Wherever the string "Standard" occurs in a line of these records, report that line.

[Extracted data entries]
....

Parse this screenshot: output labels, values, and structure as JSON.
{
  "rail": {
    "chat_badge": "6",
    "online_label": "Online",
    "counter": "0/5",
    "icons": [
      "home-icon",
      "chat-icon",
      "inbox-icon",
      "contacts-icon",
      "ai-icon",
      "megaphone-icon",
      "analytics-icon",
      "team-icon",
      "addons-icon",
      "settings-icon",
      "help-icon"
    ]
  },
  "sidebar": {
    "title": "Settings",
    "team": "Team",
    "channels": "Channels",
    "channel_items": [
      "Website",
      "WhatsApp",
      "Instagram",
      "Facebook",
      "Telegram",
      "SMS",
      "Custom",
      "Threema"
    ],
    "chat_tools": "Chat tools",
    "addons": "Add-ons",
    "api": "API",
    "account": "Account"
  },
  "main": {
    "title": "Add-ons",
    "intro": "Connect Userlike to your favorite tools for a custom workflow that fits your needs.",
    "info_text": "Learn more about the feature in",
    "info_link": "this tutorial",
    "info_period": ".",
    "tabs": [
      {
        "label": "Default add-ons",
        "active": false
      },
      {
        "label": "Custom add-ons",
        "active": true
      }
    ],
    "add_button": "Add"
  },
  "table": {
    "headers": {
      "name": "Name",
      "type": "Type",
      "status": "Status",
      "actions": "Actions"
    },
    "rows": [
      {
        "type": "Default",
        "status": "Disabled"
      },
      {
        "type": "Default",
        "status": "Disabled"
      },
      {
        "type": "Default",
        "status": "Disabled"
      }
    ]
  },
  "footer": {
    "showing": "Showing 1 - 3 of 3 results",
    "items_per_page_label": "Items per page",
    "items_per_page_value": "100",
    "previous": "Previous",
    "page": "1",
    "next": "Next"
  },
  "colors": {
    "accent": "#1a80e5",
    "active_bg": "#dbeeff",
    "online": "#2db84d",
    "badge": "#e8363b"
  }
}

....

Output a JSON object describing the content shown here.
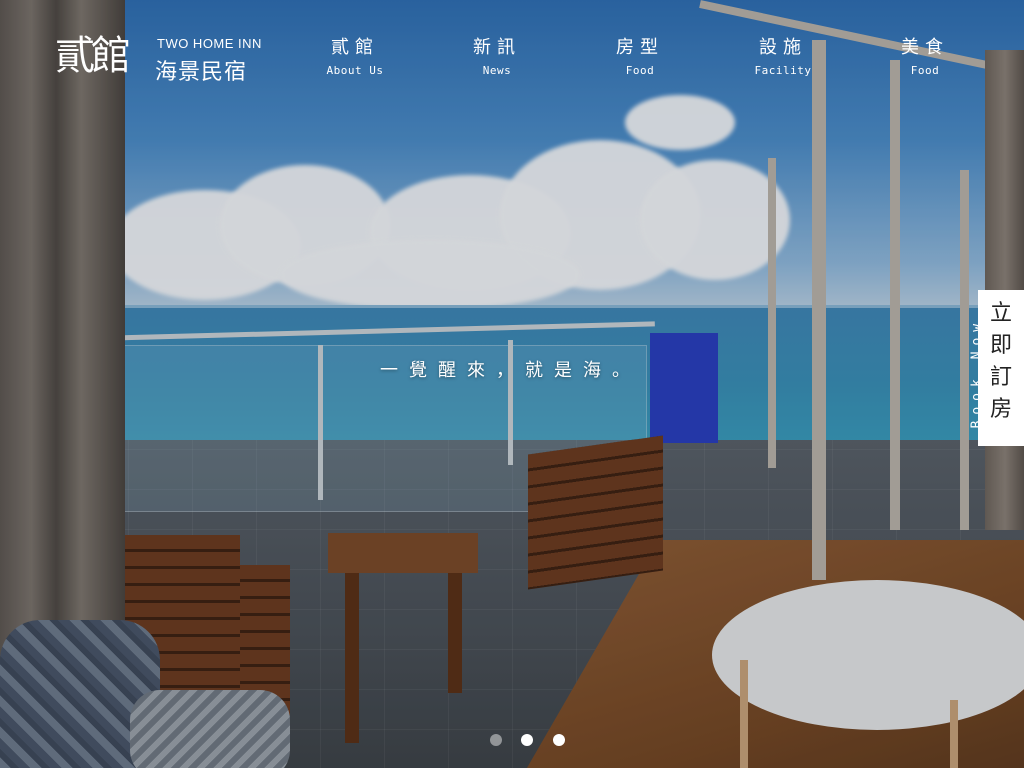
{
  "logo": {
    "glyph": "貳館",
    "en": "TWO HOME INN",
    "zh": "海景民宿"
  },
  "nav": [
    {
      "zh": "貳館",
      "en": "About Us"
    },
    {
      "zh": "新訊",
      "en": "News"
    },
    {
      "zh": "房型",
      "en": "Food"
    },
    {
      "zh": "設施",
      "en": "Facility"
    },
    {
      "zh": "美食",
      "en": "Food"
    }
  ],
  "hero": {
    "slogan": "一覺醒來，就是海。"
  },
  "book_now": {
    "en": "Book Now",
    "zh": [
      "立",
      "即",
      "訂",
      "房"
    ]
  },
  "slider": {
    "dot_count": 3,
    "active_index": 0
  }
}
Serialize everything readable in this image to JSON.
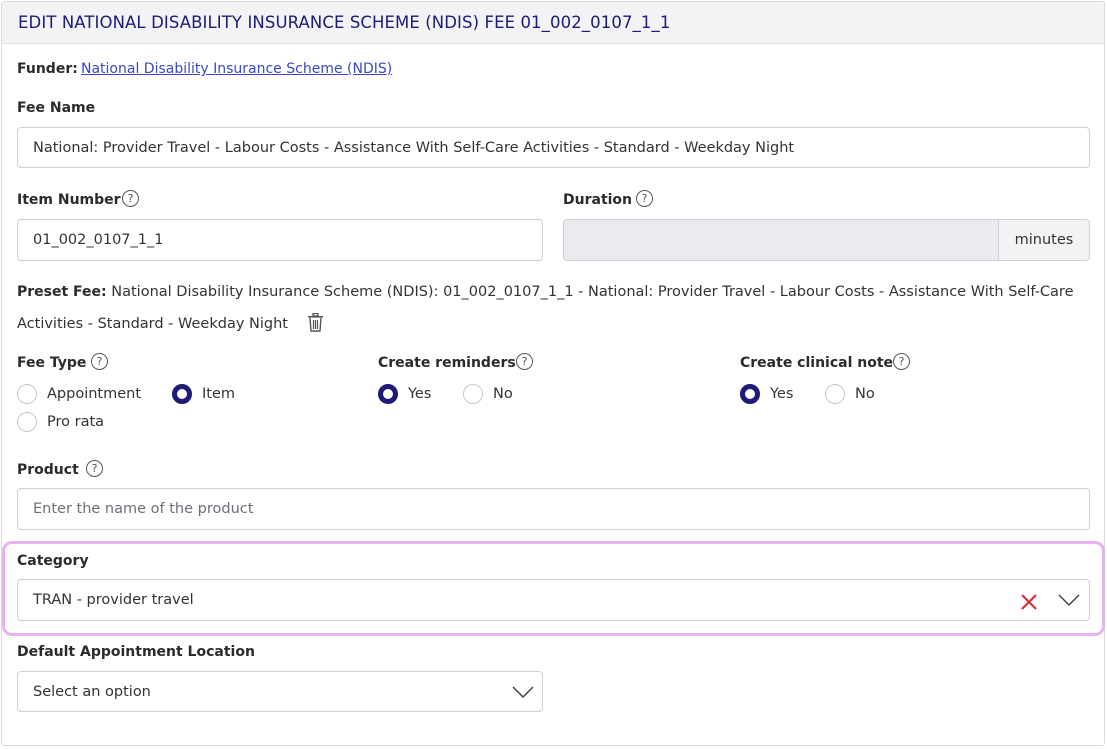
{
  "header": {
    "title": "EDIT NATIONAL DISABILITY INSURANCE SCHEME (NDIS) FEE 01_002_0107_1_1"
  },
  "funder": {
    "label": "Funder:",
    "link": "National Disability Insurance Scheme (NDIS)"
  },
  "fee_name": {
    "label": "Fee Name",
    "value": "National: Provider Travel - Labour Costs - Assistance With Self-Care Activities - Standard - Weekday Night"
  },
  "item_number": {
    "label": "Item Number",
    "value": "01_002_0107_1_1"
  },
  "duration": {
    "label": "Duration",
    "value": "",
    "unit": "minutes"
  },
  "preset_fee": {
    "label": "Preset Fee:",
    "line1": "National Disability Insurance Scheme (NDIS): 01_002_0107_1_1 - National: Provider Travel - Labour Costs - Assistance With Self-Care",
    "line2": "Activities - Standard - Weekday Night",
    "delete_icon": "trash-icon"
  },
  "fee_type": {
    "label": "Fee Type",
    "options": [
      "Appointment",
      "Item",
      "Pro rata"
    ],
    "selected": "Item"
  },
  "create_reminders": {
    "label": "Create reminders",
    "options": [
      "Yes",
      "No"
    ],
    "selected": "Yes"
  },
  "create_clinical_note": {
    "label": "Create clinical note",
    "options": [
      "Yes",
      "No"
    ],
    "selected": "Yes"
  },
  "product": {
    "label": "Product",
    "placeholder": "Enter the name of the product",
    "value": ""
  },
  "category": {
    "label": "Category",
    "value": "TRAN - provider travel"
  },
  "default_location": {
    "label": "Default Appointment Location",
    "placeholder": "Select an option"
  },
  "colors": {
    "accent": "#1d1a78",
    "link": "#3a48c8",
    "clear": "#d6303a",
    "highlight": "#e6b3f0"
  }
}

....

# Expected answer
    "value": "National: Provider Travel - Labour Costs - Assistance With Self-Care Activities - Standard - Weekday Night"
    "line2": "Activities - Standard - Weekday Night",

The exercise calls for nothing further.